**** Material to process
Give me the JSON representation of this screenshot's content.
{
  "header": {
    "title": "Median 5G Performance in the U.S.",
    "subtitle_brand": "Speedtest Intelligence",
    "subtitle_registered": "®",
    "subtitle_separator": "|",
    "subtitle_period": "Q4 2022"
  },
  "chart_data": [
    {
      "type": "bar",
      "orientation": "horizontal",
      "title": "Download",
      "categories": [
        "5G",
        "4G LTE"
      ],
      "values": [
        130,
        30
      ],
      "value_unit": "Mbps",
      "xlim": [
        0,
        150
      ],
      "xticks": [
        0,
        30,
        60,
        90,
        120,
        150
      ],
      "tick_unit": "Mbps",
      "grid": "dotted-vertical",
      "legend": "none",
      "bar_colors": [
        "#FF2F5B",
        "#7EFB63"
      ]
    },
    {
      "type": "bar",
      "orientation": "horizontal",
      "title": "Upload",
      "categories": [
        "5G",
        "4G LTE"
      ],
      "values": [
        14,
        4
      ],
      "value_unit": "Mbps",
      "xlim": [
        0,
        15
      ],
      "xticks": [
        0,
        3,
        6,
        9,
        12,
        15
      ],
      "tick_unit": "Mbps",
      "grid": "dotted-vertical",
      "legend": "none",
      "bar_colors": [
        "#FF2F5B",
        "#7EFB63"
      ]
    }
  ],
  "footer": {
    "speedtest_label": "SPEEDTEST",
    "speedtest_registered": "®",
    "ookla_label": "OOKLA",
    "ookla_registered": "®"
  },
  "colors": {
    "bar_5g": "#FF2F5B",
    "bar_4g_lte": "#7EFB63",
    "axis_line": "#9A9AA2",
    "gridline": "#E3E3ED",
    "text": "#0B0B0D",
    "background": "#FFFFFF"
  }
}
********
Given request »
Show the data once more, exactly as it was written.

Answer in full »
Give me the JSON representation of this screenshot's content.
{
  "header": {
    "title": "Median 5G Performance in the U.S.",
    "subtitle_brand": "Speedtest Intelligence",
    "subtitle_registered": "®",
    "subtitle_separator": "|",
    "subtitle_period": "Q4 2022"
  },
  "chart_data": [
    {
      "type": "bar",
      "orientation": "horizontal",
      "title": "Download",
      "categories": [
        "5G",
        "4G LTE"
      ],
      "values": [
        130,
        30
      ],
      "value_unit": "Mbps",
      "xlim": [
        0,
        150
      ],
      "xticks": [
        0,
        30,
        60,
        90,
        120,
        150
      ],
      "tick_unit": "Mbps",
      "grid": "dotted-vertical",
      "legend": "none",
      "bar_colors": [
        "#FF2F5B",
        "#7EFB63"
      ]
    },
    {
      "type": "bar",
      "orientation": "horizontal",
      "title": "Upload",
      "categories": [
        "5G",
        "4G LTE"
      ],
      "values": [
        14,
        4
      ],
      "value_unit": "Mbps",
      "xlim": [
        0,
        15
      ],
      "xticks": [
        0,
        3,
        6,
        9,
        12,
        15
      ],
      "tick_unit": "Mbps",
      "grid": "dotted-vertical",
      "legend": "none",
      "bar_colors": [
        "#FF2F5B",
        "#7EFB63"
      ]
    }
  ],
  "footer": {
    "speedtest_label": "SPEEDTEST",
    "speedtest_registered": "®",
    "ookla_label": "OOKLA",
    "ookla_registered": "®"
  },
  "colors": {
    "bar_5g": "#FF2F5B",
    "bar_4g_lte": "#7EFB63",
    "axis_line": "#9A9AA2",
    "gridline": "#E3E3ED",
    "text": "#0B0B0D",
    "background": "#FFFFFF"
  }
}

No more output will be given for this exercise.